Restate the entries word for word, omitting nothing.

======== GIVEN DATA ========

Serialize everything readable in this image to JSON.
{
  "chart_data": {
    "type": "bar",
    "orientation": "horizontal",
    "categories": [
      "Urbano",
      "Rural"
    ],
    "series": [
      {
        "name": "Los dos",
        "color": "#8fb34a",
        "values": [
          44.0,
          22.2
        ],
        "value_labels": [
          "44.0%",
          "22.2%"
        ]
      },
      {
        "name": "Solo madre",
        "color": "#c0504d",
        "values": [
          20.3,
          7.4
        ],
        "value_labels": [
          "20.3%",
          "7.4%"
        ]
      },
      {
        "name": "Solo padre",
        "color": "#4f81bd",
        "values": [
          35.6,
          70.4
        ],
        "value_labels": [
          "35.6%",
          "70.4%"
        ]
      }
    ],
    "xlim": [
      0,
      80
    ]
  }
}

========

• [RESULT FOR THIS EXERCISE]
Serialize everything readable in this image to JSON.
{
  "chart_data": {
    "type": "bar",
    "orientation": "horizontal",
    "categories": [
      "Urbano",
      "Rural"
    ],
    "series": [
      {
        "name": "Los dos",
        "color": "#8fb34a",
        "values": [
          44.0,
          22.2
        ],
        "value_labels": [
          "44.0%",
          "22.2%"
        ]
      },
      {
        "name": "Solo madre",
        "color": "#c0504d",
        "values": [
          20.3,
          7.4
        ],
        "value_labels": [
          "20.3%",
          "7.4%"
        ]
      },
      {
        "name": "Solo padre",
        "color": "#4f81bd",
        "values": [
          35.6,
          70.4
        ],
        "value_labels": [
          "35.6%",
          "70.4%"
        ]
      }
    ],
    "xlim": [
      0,
      80
    ]
  }
}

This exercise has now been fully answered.